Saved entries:

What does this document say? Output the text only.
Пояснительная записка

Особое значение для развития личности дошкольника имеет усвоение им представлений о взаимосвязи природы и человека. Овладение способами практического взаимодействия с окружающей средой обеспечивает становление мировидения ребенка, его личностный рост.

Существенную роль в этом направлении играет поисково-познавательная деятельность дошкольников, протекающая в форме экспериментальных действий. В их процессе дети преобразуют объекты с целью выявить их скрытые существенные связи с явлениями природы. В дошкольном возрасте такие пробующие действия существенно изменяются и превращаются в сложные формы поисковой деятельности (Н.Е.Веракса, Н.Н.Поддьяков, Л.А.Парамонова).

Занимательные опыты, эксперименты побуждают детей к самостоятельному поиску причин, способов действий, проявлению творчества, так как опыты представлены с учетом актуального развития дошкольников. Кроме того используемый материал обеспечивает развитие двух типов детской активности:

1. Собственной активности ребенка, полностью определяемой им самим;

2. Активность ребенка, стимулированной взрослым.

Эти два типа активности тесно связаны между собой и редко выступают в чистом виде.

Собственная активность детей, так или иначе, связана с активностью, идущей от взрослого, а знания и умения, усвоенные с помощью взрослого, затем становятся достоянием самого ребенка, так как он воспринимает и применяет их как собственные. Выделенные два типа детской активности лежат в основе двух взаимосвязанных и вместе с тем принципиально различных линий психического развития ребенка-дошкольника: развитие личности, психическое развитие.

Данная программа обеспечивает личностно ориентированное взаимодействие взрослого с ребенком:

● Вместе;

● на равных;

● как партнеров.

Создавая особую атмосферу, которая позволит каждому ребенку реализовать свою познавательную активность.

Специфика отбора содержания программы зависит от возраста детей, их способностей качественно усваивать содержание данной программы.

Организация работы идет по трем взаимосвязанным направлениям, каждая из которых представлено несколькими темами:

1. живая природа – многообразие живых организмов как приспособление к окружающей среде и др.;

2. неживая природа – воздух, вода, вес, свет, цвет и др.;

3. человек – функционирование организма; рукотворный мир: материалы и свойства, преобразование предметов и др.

- **The exercise**
From the records above, pull out each line that has "окружающей".

- **Final result**
Особое значение для развития личности дошкольника имеет усвоение им представлений о взаимосвязи природы и человека. Овладение способами практического взаимодействия с окружающей средой обеспечивает становление мировидения ребенка, его личностный рост.
1. живая природа – многообразие живых организмов как приспособление к окружающей среде и др.;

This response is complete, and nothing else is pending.